Raw records
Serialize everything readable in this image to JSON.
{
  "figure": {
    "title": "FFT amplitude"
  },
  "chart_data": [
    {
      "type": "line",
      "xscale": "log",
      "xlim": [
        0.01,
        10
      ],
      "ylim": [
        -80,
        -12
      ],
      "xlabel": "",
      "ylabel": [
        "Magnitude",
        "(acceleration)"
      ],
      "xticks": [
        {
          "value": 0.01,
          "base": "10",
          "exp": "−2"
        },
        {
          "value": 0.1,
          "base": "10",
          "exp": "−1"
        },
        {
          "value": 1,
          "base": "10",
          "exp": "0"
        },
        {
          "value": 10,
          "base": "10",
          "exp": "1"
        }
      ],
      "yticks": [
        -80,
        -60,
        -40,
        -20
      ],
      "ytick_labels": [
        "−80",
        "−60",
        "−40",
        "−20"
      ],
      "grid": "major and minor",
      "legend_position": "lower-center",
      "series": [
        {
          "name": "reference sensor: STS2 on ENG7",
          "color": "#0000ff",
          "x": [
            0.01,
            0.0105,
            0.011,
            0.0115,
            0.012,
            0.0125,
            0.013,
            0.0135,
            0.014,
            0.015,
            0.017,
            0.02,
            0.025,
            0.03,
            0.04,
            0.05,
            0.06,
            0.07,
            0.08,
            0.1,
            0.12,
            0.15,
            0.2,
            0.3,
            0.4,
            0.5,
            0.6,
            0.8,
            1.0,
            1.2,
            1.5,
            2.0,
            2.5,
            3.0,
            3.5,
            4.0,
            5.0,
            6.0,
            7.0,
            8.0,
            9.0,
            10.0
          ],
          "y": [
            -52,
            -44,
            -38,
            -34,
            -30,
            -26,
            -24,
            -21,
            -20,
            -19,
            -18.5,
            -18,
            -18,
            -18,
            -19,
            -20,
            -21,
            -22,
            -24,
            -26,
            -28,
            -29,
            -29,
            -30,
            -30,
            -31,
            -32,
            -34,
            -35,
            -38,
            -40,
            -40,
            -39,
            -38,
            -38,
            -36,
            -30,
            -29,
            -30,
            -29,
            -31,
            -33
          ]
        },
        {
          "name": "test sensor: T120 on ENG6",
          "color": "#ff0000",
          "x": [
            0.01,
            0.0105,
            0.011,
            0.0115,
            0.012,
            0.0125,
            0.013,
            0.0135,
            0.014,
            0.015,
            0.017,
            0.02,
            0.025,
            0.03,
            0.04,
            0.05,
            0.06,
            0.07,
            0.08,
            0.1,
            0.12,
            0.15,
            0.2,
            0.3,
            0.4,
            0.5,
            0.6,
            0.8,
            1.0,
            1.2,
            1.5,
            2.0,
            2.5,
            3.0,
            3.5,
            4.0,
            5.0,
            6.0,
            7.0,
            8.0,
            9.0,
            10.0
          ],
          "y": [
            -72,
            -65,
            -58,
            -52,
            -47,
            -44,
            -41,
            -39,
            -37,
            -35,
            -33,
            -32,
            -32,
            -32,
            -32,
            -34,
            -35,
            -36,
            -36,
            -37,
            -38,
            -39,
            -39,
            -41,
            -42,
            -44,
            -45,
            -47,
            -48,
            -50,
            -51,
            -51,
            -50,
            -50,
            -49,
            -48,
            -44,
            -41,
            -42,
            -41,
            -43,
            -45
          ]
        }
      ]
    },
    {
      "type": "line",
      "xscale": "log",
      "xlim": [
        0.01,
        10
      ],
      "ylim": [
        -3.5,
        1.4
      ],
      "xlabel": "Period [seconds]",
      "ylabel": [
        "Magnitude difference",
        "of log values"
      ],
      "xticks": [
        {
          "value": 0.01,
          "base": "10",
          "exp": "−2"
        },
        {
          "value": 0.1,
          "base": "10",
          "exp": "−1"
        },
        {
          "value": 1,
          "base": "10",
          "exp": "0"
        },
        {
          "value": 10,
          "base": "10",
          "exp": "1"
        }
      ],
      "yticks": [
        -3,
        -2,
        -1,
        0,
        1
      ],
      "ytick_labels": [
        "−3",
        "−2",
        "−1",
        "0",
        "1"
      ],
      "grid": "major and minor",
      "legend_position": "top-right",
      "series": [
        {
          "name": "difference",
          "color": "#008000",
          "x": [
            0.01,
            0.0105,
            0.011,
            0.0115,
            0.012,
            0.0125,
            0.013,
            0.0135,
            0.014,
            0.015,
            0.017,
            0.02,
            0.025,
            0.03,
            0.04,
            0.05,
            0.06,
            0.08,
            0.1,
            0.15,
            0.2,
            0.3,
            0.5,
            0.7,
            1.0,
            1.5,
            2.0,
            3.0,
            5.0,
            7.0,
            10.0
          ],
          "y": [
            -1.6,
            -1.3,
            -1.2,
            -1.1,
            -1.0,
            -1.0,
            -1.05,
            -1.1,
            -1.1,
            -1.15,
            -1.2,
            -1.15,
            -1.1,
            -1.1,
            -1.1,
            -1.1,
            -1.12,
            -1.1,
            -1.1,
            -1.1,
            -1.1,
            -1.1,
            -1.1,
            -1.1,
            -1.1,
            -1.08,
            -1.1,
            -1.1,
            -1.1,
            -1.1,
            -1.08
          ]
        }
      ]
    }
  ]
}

» **Directions for this task**: Copy all of the data. Keep every word exactly as it is.

» **Finished task**:
Serialize everything readable in this image to JSON.
{
  "figure": {
    "title": "FFT amplitude"
  },
  "chart_data": [
    {
      "type": "line",
      "xscale": "log",
      "xlim": [
        0.01,
        10
      ],
      "ylim": [
        -80,
        -12
      ],
      "xlabel": "",
      "ylabel": [
        "Magnitude",
        "(acceleration)"
      ],
      "xticks": [
        {
          "value": 0.01,
          "base": "10",
          "exp": "−2"
        },
        {
          "value": 0.1,
          "base": "10",
          "exp": "−1"
        },
        {
          "value": 1,
          "base": "10",
          "exp": "0"
        },
        {
          "value": 10,
          "base": "10",
          "exp": "1"
        }
      ],
      "yticks": [
        -80,
        -60,
        -40,
        -20
      ],
      "ytick_labels": [
        "−80",
        "−60",
        "−40",
        "−20"
      ],
      "grid": "major and minor",
      "legend_position": "lower-center",
      "series": [
        {
          "name": "reference sensor: STS2 on ENG7",
          "color": "#0000ff",
          "x": [
            0.01,
            0.0105,
            0.011,
            0.0115,
            0.012,
            0.0125,
            0.013,
            0.0135,
            0.014,
            0.015,
            0.017,
            0.02,
            0.025,
            0.03,
            0.04,
            0.05,
            0.06,
            0.07,
            0.08,
            0.1,
            0.12,
            0.15,
            0.2,
            0.3,
            0.4,
            0.5,
            0.6,
            0.8,
            1.0,
            1.2,
            1.5,
            2.0,
            2.5,
            3.0,
            3.5,
            4.0,
            5.0,
            6.0,
            7.0,
            8.0,
            9.0,
            10.0
          ],
          "y": [
            -52,
            -44,
            -38,
            -34,
            -30,
            -26,
            -24,
            -21,
            -20,
            -19,
            -18.5,
            -18,
            -18,
            -18,
            -19,
            -20,
            -21,
            -22,
            -24,
            -26,
            -28,
            -29,
            -29,
            -30,
            -30,
            -31,
            -32,
            -34,
            -35,
            -38,
            -40,
            -40,
            -39,
            -38,
            -38,
            -36,
            -30,
            -29,
            -30,
            -29,
            -31,
            -33
          ]
        },
        {
          "name": "test sensor: T120 on ENG6",
          "color": "#ff0000",
          "x": [
            0.01,
            0.0105,
            0.011,
            0.0115,
            0.012,
            0.0125,
            0.013,
            0.0135,
            0.014,
            0.015,
            0.017,
            0.02,
            0.025,
            0.03,
            0.04,
            0.05,
            0.06,
            0.07,
            0.08,
            0.1,
            0.12,
            0.15,
            0.2,
            0.3,
            0.4,
            0.5,
            0.6,
            0.8,
            1.0,
            1.2,
            1.5,
            2.0,
            2.5,
            3.0,
            3.5,
            4.0,
            5.0,
            6.0,
            7.0,
            8.0,
            9.0,
            10.0
          ],
          "y": [
            -72,
            -65,
            -58,
            -52,
            -47,
            -44,
            -41,
            -39,
            -37,
            -35,
            -33,
            -32,
            -32,
            -32,
            -32,
            -34,
            -35,
            -36,
            -36,
            -37,
            -38,
            -39,
            -39,
            -41,
            -42,
            -44,
            -45,
            -47,
            -48,
            -50,
            -51,
            -51,
            -50,
            -50,
            -49,
            -48,
            -44,
            -41,
            -42,
            -41,
            -43,
            -45
          ]
        }
      ]
    },
    {
      "type": "line",
      "xscale": "log",
      "xlim": [
        0.01,
        10
      ],
      "ylim": [
        -3.5,
        1.4
      ],
      "xlabel": "Period [seconds]",
      "ylabel": [
        "Magnitude difference",
        "of log values"
      ],
      "xticks": [
        {
          "value": 0.01,
          "base": "10",
          "exp": "−2"
        },
        {
          "value": 0.1,
          "base": "10",
          "exp": "−1"
        },
        {
          "value": 1,
          "base": "10",
          "exp": "0"
        },
        {
          "value": 10,
          "base": "10",
          "exp": "1"
        }
      ],
      "yticks": [
        -3,
        -2,
        -1,
        0,
        1
      ],
      "ytick_labels": [
        "−3",
        "−2",
        "−1",
        "0",
        "1"
      ],
      "grid": "major and minor",
      "legend_position": "top-right",
      "series": [
        {
          "name": "difference",
          "color": "#008000",
          "x": [
            0.01,
            0.0105,
            0.011,
            0.0115,
            0.012,
            0.0125,
            0.013,
            0.0135,
            0.014,
            0.015,
            0.017,
            0.02,
            0.025,
            0.03,
            0.04,
            0.05,
            0.06,
            0.08,
            0.1,
            0.15,
            0.2,
            0.3,
            0.5,
            0.7,
            1.0,
            1.5,
            2.0,
            3.0,
            5.0,
            7.0,
            10.0
          ],
          "y": [
            -1.6,
            -1.3,
            -1.2,
            -1.1,
            -1.0,
            -1.0,
            -1.05,
            -1.1,
            -1.1,
            -1.15,
            -1.2,
            -1.15,
            -1.1,
            -1.1,
            -1.1,
            -1.1,
            -1.12,
            -1.1,
            -1.1,
            -1.1,
            -1.1,
            -1.1,
            -1.1,
            -1.1,
            -1.1,
            -1.08,
            -1.1,
            -1.1,
            -1.1,
            -1.1,
            -1.08
          ]
        }
      ]
    }
  ]
}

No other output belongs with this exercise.